──────── Items ────────

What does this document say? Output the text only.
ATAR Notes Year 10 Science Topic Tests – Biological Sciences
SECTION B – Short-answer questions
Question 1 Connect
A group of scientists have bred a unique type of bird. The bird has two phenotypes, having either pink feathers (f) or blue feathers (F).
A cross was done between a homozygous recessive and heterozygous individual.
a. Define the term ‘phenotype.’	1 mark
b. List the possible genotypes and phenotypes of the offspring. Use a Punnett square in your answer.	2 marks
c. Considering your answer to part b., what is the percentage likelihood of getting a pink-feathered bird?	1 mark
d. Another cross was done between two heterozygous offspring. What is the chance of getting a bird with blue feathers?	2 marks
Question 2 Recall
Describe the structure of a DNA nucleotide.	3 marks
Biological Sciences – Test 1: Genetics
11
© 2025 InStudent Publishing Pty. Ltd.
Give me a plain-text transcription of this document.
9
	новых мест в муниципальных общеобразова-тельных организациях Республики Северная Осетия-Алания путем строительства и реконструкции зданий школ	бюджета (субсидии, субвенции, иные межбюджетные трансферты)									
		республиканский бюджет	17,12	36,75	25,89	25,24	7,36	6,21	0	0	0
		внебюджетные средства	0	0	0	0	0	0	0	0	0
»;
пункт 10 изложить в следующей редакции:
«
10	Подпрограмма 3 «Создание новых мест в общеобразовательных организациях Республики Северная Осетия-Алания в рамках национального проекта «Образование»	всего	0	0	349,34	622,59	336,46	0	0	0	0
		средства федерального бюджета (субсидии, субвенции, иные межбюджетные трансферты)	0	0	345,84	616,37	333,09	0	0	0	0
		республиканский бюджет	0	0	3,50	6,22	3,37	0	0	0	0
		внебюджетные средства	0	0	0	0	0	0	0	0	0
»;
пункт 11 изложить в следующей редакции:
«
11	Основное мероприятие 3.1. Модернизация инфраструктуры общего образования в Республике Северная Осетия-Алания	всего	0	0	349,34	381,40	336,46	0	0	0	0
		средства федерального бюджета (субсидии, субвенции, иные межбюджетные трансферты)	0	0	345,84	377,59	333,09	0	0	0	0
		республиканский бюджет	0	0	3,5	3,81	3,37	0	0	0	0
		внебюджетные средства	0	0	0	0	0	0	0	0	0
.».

────────

• _What the task requires_: Check each line of the records for "бюджета" and copy the ones that contain it.

• _The response_:
	новых мест в муниципальных общеобразова-тельных организациях Республики Северная Осетия-Алания путем строительства и реконструкции зданий школ	бюджета (субсидии, субвенции, иные межбюджетные трансферты)									
		средства федерального бюджета (субсидии, субвенции, иные межбюджетные трансферты)	0	0	345,84	616,37	333,09	0	0	0	0
		средства федерального бюджета (субсидии, субвенции, иные межбюджетные трансферты)	0	0	345,84	377,59	333,09	0	0	0	0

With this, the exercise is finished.